--- start of Working data ---

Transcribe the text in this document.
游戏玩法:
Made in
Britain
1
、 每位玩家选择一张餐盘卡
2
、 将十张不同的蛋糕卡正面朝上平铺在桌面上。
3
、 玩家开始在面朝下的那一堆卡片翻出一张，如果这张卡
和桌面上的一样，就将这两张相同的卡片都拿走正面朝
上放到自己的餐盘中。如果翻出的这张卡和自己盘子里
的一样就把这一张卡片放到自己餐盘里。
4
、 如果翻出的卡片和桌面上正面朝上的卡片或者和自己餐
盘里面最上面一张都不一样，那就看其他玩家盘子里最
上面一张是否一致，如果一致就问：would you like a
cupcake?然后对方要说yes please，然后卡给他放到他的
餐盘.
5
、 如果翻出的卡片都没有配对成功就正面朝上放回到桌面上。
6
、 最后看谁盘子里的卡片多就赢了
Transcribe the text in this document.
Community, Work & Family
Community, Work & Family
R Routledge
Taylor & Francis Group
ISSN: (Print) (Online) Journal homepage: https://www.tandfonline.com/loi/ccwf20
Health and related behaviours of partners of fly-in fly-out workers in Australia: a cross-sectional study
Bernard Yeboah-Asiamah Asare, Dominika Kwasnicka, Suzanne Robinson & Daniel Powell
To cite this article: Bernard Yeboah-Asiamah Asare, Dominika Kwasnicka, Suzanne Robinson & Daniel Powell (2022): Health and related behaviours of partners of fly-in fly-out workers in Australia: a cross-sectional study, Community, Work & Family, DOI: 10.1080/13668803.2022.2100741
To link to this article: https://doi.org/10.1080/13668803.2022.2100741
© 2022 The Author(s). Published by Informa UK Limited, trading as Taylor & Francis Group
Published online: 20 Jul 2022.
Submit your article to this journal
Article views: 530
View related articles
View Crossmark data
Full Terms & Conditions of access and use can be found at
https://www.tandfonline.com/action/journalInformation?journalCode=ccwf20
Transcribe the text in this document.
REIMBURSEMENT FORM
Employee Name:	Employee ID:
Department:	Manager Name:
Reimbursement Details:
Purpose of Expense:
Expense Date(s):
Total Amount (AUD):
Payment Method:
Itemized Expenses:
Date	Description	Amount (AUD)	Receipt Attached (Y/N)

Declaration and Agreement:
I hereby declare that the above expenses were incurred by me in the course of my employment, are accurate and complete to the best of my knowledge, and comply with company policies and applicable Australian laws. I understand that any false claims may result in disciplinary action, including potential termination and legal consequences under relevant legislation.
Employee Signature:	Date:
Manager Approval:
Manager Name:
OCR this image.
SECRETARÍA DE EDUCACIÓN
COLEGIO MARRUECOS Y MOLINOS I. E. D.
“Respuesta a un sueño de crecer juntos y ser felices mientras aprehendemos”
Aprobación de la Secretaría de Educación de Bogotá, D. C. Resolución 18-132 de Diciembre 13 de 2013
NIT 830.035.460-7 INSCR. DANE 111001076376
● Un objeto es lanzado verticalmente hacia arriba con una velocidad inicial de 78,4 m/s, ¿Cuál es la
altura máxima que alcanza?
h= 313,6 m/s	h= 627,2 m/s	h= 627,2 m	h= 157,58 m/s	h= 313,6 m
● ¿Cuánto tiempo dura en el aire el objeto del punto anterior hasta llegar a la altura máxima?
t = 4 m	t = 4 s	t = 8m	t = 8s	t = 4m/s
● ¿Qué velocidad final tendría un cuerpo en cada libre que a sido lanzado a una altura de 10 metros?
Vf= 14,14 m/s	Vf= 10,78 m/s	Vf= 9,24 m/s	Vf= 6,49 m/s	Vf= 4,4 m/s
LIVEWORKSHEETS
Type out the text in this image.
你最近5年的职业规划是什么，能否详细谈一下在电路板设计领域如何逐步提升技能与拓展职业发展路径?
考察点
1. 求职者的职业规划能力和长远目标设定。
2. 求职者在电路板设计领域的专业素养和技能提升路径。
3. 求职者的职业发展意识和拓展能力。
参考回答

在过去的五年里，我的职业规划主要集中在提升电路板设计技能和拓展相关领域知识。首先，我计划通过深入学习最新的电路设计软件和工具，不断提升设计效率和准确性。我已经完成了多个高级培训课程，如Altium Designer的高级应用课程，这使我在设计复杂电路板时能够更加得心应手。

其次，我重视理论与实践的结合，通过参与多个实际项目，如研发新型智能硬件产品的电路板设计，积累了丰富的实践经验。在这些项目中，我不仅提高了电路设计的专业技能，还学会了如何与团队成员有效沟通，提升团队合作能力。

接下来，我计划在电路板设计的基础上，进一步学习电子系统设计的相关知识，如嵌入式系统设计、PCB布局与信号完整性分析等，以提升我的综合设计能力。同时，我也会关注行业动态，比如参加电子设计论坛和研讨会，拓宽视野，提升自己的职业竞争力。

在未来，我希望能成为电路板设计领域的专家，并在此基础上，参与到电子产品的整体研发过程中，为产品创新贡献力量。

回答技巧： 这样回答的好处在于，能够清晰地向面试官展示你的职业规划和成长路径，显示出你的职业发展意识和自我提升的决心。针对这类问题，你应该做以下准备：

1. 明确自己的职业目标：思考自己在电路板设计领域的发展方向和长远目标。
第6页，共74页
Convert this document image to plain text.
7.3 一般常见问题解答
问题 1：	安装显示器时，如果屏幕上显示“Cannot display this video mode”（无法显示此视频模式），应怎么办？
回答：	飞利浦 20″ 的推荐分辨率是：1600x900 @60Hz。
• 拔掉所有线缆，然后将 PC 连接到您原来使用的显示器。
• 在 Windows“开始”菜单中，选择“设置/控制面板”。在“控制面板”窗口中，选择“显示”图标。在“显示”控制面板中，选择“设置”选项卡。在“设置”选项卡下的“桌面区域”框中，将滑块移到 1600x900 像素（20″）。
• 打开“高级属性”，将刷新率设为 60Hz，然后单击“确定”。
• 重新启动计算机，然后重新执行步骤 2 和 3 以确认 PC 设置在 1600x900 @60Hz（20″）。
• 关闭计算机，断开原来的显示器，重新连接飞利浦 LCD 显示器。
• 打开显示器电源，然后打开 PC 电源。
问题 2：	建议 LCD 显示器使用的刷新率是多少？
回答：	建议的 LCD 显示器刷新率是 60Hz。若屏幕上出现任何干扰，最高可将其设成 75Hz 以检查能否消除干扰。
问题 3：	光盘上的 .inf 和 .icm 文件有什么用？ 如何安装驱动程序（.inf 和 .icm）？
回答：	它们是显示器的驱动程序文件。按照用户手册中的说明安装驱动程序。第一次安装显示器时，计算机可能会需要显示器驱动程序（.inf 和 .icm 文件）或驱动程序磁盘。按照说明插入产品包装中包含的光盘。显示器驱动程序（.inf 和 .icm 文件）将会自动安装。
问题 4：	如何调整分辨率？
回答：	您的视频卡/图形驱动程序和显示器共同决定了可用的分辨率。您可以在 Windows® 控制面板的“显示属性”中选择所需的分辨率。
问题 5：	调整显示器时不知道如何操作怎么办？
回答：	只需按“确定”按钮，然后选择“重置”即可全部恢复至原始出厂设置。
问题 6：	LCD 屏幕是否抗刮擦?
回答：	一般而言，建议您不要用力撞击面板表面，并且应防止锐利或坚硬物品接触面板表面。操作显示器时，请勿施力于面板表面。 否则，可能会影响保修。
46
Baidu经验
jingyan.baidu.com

--- end of Working data ---

Locate the lines above that hold the word "Dominika". Show every one of them.

### Output of the exercise:
Bernard Yeboah-Asiamah Asare, Dominika Kwasnicka, Suzanne Robinson & Daniel Powell
To cite this article: Bernard Yeboah-Asiamah Asare, Dominika Kwasnicka, Suzanne Robinson & Daniel Powell (2022): Health and related behaviours of partners of fly-in fly-out workers in Australia: a cross-sectional study, Community, Work & Family, DOI: 10.1080/13668803.2022.2100741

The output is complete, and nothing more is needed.